**GOAL**
Update the records by replacing every "colorbar-band" with "color-scale-band", and leave everything else unchanged.

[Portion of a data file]

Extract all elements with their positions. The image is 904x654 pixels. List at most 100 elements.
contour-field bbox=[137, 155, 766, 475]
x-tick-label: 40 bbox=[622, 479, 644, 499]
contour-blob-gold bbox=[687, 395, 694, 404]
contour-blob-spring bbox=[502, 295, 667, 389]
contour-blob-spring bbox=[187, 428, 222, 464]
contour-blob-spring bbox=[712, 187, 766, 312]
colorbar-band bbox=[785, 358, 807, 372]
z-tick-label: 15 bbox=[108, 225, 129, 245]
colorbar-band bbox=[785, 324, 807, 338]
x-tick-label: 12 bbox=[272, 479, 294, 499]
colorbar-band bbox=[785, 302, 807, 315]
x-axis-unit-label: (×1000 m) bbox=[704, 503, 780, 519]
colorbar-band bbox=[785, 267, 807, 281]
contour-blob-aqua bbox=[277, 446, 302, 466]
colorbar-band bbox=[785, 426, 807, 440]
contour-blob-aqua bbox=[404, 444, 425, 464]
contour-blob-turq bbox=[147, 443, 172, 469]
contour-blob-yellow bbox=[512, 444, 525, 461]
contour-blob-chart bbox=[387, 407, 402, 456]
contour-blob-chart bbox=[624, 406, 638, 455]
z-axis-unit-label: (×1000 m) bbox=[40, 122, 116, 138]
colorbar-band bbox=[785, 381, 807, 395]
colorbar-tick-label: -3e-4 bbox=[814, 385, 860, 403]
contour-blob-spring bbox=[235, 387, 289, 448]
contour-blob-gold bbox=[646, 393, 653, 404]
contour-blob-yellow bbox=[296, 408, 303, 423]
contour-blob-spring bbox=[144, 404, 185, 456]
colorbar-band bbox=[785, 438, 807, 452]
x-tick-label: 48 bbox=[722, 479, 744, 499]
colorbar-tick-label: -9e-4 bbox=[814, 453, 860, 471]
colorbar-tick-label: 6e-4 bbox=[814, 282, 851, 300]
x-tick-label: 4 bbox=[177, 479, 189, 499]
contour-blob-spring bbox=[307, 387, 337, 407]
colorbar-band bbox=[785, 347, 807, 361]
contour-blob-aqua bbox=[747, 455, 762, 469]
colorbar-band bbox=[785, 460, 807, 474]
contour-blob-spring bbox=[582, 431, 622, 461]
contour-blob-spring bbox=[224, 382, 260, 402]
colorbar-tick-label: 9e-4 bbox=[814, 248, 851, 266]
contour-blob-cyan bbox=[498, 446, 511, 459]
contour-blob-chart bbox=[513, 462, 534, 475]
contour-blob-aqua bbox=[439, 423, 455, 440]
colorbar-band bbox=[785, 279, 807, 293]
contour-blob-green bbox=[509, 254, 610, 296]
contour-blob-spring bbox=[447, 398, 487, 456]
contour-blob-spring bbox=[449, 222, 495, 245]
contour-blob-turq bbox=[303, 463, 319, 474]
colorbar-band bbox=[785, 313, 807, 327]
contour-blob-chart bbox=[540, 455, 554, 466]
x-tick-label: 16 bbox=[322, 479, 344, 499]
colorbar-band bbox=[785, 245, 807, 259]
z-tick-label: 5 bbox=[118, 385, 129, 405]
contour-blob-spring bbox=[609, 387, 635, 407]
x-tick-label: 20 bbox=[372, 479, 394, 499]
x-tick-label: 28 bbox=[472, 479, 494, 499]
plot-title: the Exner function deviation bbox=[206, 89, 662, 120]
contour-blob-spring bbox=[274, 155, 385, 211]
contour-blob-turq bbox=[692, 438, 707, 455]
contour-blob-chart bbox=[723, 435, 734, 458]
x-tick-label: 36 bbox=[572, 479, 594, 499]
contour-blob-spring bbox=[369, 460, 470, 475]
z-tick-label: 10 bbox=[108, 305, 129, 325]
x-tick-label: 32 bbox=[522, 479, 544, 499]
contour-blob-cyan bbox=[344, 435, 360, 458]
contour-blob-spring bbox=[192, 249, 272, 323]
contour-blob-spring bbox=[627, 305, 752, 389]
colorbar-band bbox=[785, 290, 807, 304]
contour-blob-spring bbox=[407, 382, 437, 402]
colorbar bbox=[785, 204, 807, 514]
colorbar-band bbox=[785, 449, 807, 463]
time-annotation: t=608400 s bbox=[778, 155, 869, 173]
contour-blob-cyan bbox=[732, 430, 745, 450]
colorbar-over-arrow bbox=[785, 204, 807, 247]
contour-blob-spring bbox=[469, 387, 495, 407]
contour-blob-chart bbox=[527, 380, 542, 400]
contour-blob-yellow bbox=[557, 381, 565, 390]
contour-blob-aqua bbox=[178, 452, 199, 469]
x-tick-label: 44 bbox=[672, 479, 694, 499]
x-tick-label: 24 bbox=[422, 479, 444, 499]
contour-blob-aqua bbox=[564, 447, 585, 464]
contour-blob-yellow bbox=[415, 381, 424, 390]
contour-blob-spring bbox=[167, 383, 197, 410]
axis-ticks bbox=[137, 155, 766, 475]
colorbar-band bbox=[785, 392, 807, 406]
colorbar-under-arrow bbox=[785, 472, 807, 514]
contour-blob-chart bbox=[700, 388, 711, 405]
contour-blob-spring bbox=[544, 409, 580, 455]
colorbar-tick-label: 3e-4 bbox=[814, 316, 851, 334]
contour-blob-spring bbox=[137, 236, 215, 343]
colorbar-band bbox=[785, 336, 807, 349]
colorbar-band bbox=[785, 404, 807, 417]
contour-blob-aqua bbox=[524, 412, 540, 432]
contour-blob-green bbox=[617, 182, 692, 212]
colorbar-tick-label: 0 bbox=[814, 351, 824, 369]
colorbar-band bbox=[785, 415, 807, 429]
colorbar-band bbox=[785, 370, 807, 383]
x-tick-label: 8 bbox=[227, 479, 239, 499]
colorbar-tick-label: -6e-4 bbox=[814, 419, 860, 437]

**ANSWER**
Extract all elements with their positions. The image is 904x654 pixels. List at most 100 elements.
contour-field bbox=[137, 155, 766, 475]
x-tick-label: 40 bbox=[622, 479, 644, 499]
contour-blob-gold bbox=[687, 395, 694, 404]
contour-blob-spring bbox=[502, 295, 667, 389]
contour-blob-spring bbox=[187, 428, 222, 464]
contour-blob-spring bbox=[712, 187, 766, 312]
color-scale-band bbox=[785, 358, 807, 372]
z-tick-label: 15 bbox=[108, 225, 129, 245]
color-scale-band bbox=[785, 324, 807, 338]
x-tick-label: 12 bbox=[272, 479, 294, 499]
color-scale-band bbox=[785, 302, 807, 315]
x-axis-unit-label: (×1000 m) bbox=[704, 503, 780, 519]
color-scale-band bbox=[785, 267, 807, 281]
contour-blob-aqua bbox=[277, 446, 302, 466]
color-scale-band bbox=[785, 426, 807, 440]
contour-blob-aqua bbox=[404, 444, 425, 464]
contour-blob-turq bbox=[147, 443, 172, 469]
contour-blob-yellow bbox=[512, 444, 525, 461]
contour-blob-chart bbox=[387, 407, 402, 456]
contour-blob-chart bbox=[624, 406, 638, 455]
z-axis-unit-label: (×1000 m) bbox=[40, 122, 116, 138]
color-scale-band bbox=[785, 381, 807, 395]
colorbar-tick-label: -3e-4 bbox=[814, 385, 860, 403]
contour-blob-spring bbox=[235, 387, 289, 448]
contour-blob-gold bbox=[646, 393, 653, 404]
contour-blob-yellow bbox=[296, 408, 303, 423]
contour-blob-spring bbox=[144, 404, 185, 456]
color-scale-band bbox=[785, 438, 807, 452]
x-tick-label: 48 bbox=[722, 479, 744, 499]
colorbar-tick-label: -9e-4 bbox=[814, 453, 860, 471]
colorbar-tick-label: 6e-4 bbox=[814, 282, 851, 300]
x-tick-label: 4 bbox=[177, 479, 189, 499]
contour-blob-spring bbox=[307, 387, 337, 407]
color-scale-band bbox=[785, 347, 807, 361]
contour-blob-aqua bbox=[747, 455, 762, 469]
color-scale-band bbox=[785, 460, 807, 474]
contour-blob-spring bbox=[582, 431, 622, 461]
contour-blob-spring bbox=[224, 382, 260, 402]
colorbar-tick-label: 9e-4 bbox=[814, 248, 851, 266]
contour-blob-cyan bbox=[498, 446, 511, 459]
contour-blob-chart bbox=[513, 462, 534, 475]
contour-blob-aqua bbox=[439, 423, 455, 440]
color-scale-band bbox=[785, 279, 807, 293]
contour-blob-green bbox=[509, 254, 610, 296]
contour-blob-spring bbox=[447, 398, 487, 456]
contour-blob-spring bbox=[449, 222, 495, 245]
contour-blob-turq bbox=[303, 463, 319, 474]
color-scale-band bbox=[785, 313, 807, 327]
contour-blob-chart bbox=[540, 455, 554, 466]
x-tick-label: 16 bbox=[322, 479, 344, 499]
color-scale-band bbox=[785, 245, 807, 259]
z-tick-label: 5 bbox=[118, 385, 129, 405]
contour-blob-spring bbox=[609, 387, 635, 407]
x-tick-label: 20 bbox=[372, 479, 394, 499]
x-tick-label: 28 bbox=[472, 479, 494, 499]
plot-title: the Exner function deviation bbox=[206, 89, 662, 120]
contour-blob-spring bbox=[274, 155, 385, 211]
contour-blob-turq bbox=[692, 438, 707, 455]
contour-blob-chart bbox=[723, 435, 734, 458]
x-tick-label: 36 bbox=[572, 479, 594, 499]
contour-blob-spring bbox=[369, 460, 470, 475]
z-tick-label: 10 bbox=[108, 305, 129, 325]
x-tick-label: 32 bbox=[522, 479, 544, 499]
contour-blob-cyan bbox=[344, 435, 360, 458]
contour-blob-spring bbox=[192, 249, 272, 323]
contour-blob-spring bbox=[627, 305, 752, 389]
color-scale-band bbox=[785, 290, 807, 304]
contour-blob-spring bbox=[407, 382, 437, 402]
colorbar bbox=[785, 204, 807, 514]
color-scale-band bbox=[785, 449, 807, 463]
time-annotation: t=608400 s bbox=[778, 155, 869, 173]
contour-blob-cyan bbox=[732, 430, 745, 450]
colorbar-over-arrow bbox=[785, 204, 807, 247]
contour-blob-spring bbox=[469, 387, 495, 407]
contour-blob-chart bbox=[527, 380, 542, 400]
contour-blob-yellow bbox=[557, 381, 565, 390]
contour-blob-aqua bbox=[178, 452, 199, 469]
x-tick-label: 44 bbox=[672, 479, 694, 499]
x-tick-label: 24 bbox=[422, 479, 444, 499]
contour-blob-aqua bbox=[564, 447, 585, 464]
contour-blob-yellow bbox=[415, 381, 424, 390]
contour-blob-spring bbox=[167, 383, 197, 410]
axis-ticks bbox=[137, 155, 766, 475]
color-scale-band bbox=[785, 392, 807, 406]
colorbar-under-arrow bbox=[785, 472, 807, 514]
contour-blob-chart bbox=[700, 388, 711, 405]
contour-blob-spring bbox=[544, 409, 580, 455]
colorbar-tick-label: 3e-4 bbox=[814, 316, 851, 334]
contour-blob-spring bbox=[137, 236, 215, 343]
color-scale-band bbox=[785, 336, 807, 349]
color-scale-band bbox=[785, 404, 807, 417]
contour-blob-aqua bbox=[524, 412, 540, 432]
contour-blob-green bbox=[617, 182, 692, 212]
colorbar-tick-label: 0 bbox=[814, 351, 824, 369]
color-scale-band bbox=[785, 415, 807, 429]
color-scale-band bbox=[785, 370, 807, 383]
x-tick-label: 8 bbox=[227, 479, 239, 499]
colorbar-tick-label: -6e-4 bbox=[814, 419, 860, 437]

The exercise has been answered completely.